Select and reproduce each line of the listing below that bears the string "Read".

— Record list —
┏━━

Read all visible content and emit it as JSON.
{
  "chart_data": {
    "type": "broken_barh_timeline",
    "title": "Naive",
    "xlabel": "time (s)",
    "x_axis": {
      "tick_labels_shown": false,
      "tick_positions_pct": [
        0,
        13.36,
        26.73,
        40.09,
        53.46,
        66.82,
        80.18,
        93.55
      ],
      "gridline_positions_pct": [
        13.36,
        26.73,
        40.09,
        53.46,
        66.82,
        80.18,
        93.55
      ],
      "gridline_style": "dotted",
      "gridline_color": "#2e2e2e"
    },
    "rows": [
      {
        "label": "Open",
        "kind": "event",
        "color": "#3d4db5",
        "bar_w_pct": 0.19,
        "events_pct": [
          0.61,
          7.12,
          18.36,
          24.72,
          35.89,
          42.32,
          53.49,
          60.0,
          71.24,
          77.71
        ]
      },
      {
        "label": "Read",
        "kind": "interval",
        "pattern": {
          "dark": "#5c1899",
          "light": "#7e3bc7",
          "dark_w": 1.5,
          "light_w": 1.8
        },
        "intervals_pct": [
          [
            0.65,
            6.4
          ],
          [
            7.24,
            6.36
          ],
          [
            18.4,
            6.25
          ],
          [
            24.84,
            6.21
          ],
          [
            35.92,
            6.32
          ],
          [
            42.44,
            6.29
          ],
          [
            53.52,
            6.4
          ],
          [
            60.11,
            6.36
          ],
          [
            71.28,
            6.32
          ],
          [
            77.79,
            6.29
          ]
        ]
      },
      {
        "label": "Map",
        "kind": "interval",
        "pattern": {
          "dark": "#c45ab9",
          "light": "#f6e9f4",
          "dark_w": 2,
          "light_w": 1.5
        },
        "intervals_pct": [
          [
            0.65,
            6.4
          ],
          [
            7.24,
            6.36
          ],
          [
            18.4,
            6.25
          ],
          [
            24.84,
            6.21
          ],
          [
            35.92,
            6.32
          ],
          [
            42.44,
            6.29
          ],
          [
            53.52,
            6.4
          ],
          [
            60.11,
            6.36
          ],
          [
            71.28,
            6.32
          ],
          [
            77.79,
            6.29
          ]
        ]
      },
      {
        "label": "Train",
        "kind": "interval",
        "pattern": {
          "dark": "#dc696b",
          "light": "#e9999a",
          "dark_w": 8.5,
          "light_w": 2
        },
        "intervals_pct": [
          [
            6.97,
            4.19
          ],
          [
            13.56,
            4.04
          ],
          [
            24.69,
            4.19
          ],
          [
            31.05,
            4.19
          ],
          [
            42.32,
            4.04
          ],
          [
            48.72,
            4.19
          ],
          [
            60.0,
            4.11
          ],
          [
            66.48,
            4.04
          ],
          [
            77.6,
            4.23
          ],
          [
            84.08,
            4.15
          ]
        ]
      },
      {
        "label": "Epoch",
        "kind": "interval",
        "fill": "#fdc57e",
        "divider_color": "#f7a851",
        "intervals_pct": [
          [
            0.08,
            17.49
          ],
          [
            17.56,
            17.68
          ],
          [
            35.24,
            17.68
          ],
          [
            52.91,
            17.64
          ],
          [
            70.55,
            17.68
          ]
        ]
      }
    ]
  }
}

┗━━

— Right answer —
Read all visible content and emit it as JSON.
        "label": "Read",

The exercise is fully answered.